**What is required:** Please express the data lines from the one containing "user-name[interactable]: 柳 雨亿: [1092, 7, 1135, 26]" through the one containing "currency-icon[interactable]: 💱: [606, 108, 622, 123]", both included, as a JSON list of strings with one string per line and blank lines omitted.

○ ○ ○ ○

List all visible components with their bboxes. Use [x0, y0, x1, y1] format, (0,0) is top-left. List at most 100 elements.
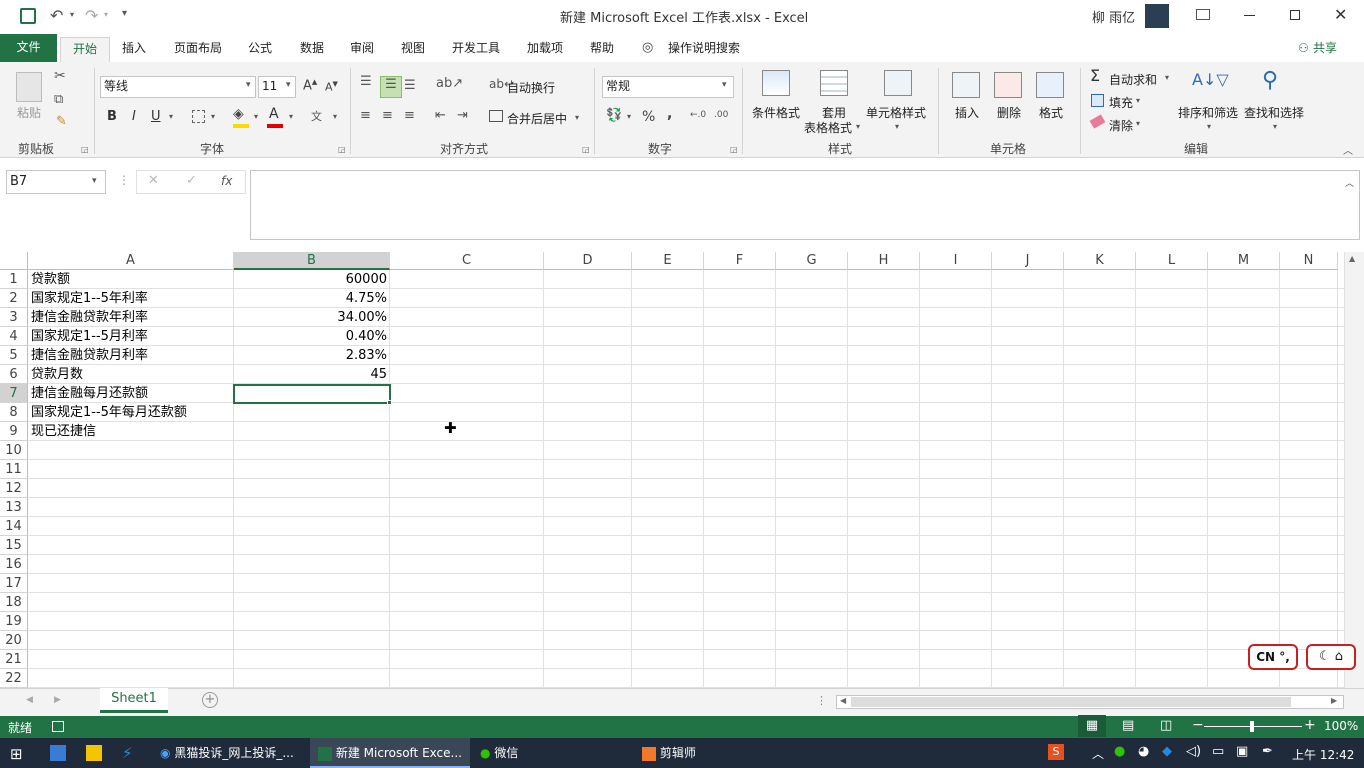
user-name[interactable]: 柳 雨亿: [1092, 7, 1135, 26]
tray-chevron-icon[interactable]: ︿: [1092, 745, 1104, 762]
restore-icon[interactable]: [1290, 10, 1300, 20]
zoom-slider[interactable]: [1204, 721, 1302, 732]
row-header-9[interactable]: 9: [0, 422, 28, 441]
scroll-left-icon[interactable]: ◀: [840, 696, 846, 705]
app-pin-icon-1[interactable]: [50, 745, 66, 761]
currency-icon[interactable]: 💱: [606, 108, 622, 123]
font-size-dropdown-icon[interactable]: ▾: [286, 80, 291, 90]
cell-a3[interactable]: 捷信金融贷款年利率: [28, 308, 234, 327]
cancel-icon[interactable]: ✕: [148, 173, 159, 188]
percent-button[interactable]: %: [642, 109, 655, 125]
taskbar-item-browser[interactable]: ◉ 黑猫投诉_网上投诉_...: [152, 738, 304, 768]
underline-dropdown-icon[interactable]: ▾: [169, 112, 173, 121]
column-header-e[interactable]: E: [632, 252, 704, 270]
vertical-scrollbar[interactable]: ▲: [1344, 252, 1364, 688]
tab-view[interactable]: 视图: [393, 39, 433, 59]
font-color-icon[interactable]: A: [269, 106, 279, 122]
column-header-c[interactable]: C: [390, 252, 544, 270]
increase-indent-icon[interactable]: ⇥: [457, 108, 468, 123]
macro-record-icon[interactable]: [52, 721, 64, 732]
find-dropdown-icon[interactable]: ▾: [1273, 122, 1277, 131]
font-name-dropdown-icon[interactable]: ▾: [246, 80, 251, 90]
cell-a2[interactable]: 国家规定1--5年利率: [28, 289, 234, 308]
prev-sheet-icon[interactable]: ◀: [26, 695, 33, 705]
horizontal-scrollbar[interactable]: ◀ ▶: [836, 695, 1344, 709]
autosum-dropdown-icon[interactable]: ▾: [1165, 73, 1169, 82]
clear-dropdown-icon[interactable]: ▾: [1136, 119, 1140, 128]
worksheet-grid[interactable]: ABCDEFGHIJKLMN 1 2 3 4 5 6 7 8 9 10 11 12 13 14 15 16 17…: [0, 252, 1364, 688]
format-cells-button[interactable]: 格式: [1039, 104, 1063, 121]
phonetic-icon[interactable]: 文: [311, 108, 322, 124]
underline-button[interactable]: U: [151, 109, 161, 124]
autosum-icon[interactable]: Σ: [1090, 66, 1100, 85]
fill-button[interactable]: 填充: [1109, 94, 1133, 111]
cell-styles-button[interactable]: 单元格样式: [866, 104, 926, 121]
sort-filter-dropdown-icon[interactable]: ▾: [1207, 122, 1211, 131]
cell-styles-dropdown-icon[interactable]: ▾: [895, 122, 899, 131]
clipboard-launcher-icon[interactable]: ◲: [81, 145, 89, 154]
phonetic-dropdown-icon[interactable]: ▾: [333, 112, 337, 121]
column-header-k[interactable]: K: [1064, 252, 1136, 270]
taskbar-item-wechat[interactable]: ● 微信: [474, 738, 624, 768]
row-header-4[interactable]: 4: [0, 327, 28, 346]
tray-qq-icon[interactable]: ◕: [1138, 744, 1149, 759]
row-header-16[interactable]: 16: [0, 555, 28, 574]
row-header-6[interactable]: 6: [0, 365, 28, 384]
merge-dropdown-icon[interactable]: ▾: [575, 113, 579, 122]
bold-button[interactable]: B: [107, 109, 117, 124]
merge-center-button[interactable]: 合并后居中: [507, 110, 567, 127]
border-dropdown-icon[interactable]: ▾: [211, 112, 215, 121]
row-header-18[interactable]: 18: [0, 593, 28, 612]
decrease-font-icon[interactable]: A▼: [325, 80, 338, 94]
increase-decimal-icon[interactable]: ←.0: [690, 110, 706, 120]
currency-dropdown-icon[interactable]: ▾: [627, 112, 631, 121]
cell-b5[interactable]: 2.83%: [234, 346, 390, 365]
format-painter-icon[interactable]: ✎: [56, 114, 67, 129]
orientation-icon[interactable]: ab↗: [436, 76, 463, 91]
decrease-indent-icon[interactable]: ⇤: [435, 108, 446, 123]
align-left-icon[interactable]: ≡: [360, 108, 371, 123]
cell-b3[interactable]: 34.00%: [234, 308, 390, 327]
align-middle-icon[interactable]: ☰: [380, 76, 402, 98]
cell-a5[interactable]: 捷信金融贷款月利率: [28, 346, 234, 365]
column-header-g[interactable]: G: [776, 252, 848, 270]
column-header-a[interactable]: A: [28, 252, 234, 270]
cell-a8[interactable]: 国家规定1--5年每月还款额: [28, 403, 234, 422]
cell-b8[interactable]: [234, 403, 390, 422]
scroll-right-icon[interactable]: ▶: [1331, 696, 1337, 705]
cell-a4[interactable]: 国家规定1--5月利率: [28, 327, 234, 346]
tab-insert[interactable]: 插入: [114, 39, 154, 59]
close-icon[interactable]: ✕: [1334, 5, 1347, 24]
page-layout-view-icon[interactable]: ▤: [1122, 718, 1134, 733]
conditional-format-button[interactable]: 条件格式: [752, 104, 800, 121]
row-header-17[interactable]: 17: [0, 574, 28, 593]
column-header-i[interactable]: I: [920, 252, 992, 270]
ime-badge[interactable]: CN °,: [1248, 644, 1298, 670]
cell-b4[interactable]: 0.40%: [234, 327, 390, 346]
find-icon[interactable]: ⚲: [1262, 68, 1278, 93]
clear-button[interactable]: 清除: [1109, 117, 1133, 134]
ribbon-display-options-icon[interactable]: [1196, 9, 1210, 20]
cell-b6[interactable]: 45: [234, 365, 390, 384]
tab-help[interactable]: 帮助: [582, 39, 622, 59]
cell-a6[interactable]: 贷款月数: [28, 365, 234, 384]
border-icon[interactable]: [192, 110, 205, 123]
page-break-view-icon[interactable]: ◫: [1160, 718, 1172, 733]
minimize-icon[interactable]: [1244, 15, 1255, 16]
font-launcher-icon[interactable]: ◲: [338, 145, 346, 154]
merge-center-icon[interactable]: [489, 110, 503, 122]
expand-formula-icon[interactable]: ︿: [1345, 176, 1354, 189]
column-header-d[interactable]: D: [544, 252, 632, 270]
tab-home[interactable]: 开始: [60, 37, 111, 62]
tell-me-search[interactable]: 操作说明搜索: [660, 39, 748, 59]
find-select-button[interactable]: 查找和选择: [1244, 104, 1304, 121]
wrap-text-button[interactable]: 自动换行: [507, 79, 555, 96]
select-all-corner[interactable]: [0, 252, 28, 270]
ime-mode-icon[interactable]: ☾ ⌂: [1306, 644, 1356, 670]
align-center-icon[interactable]: ≡: [382, 108, 393, 123]
share-button[interactable]: 共享: [1305, 39, 1345, 59]
delete-cells-icon[interactable]: [994, 72, 1022, 98]
fill-dropdown-icon[interactable]: ▾: [1136, 96, 1140, 105]
insert-cells-icon[interactable]: [952, 72, 980, 98]
fill-color-icon[interactable]: ◈: [233, 106, 244, 122]
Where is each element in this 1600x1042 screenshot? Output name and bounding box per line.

○ ○ ○ ○

**Response below:**
[
  "user-name[interactable]: 柳 雨亿: [1092, 7, 1135, 26]",
  "tray-chevron-icon[interactable]: ︿: [1092, 745, 1104, 762]",
  "restore-icon[interactable]: [1290, 10, 1300, 20]",
  "zoom-slider[interactable]: [1204, 721, 1302, 732]",
  "row-header-9[interactable]: 9: [0, 422, 28, 441]",
  "scroll-left-icon[interactable]: ◀: [840, 696, 846, 705]",
  "app-pin-icon-1[interactable]: [50, 745, 66, 761]",
  "currency-icon[interactable]: 💱: [606, 108, 622, 123]"
]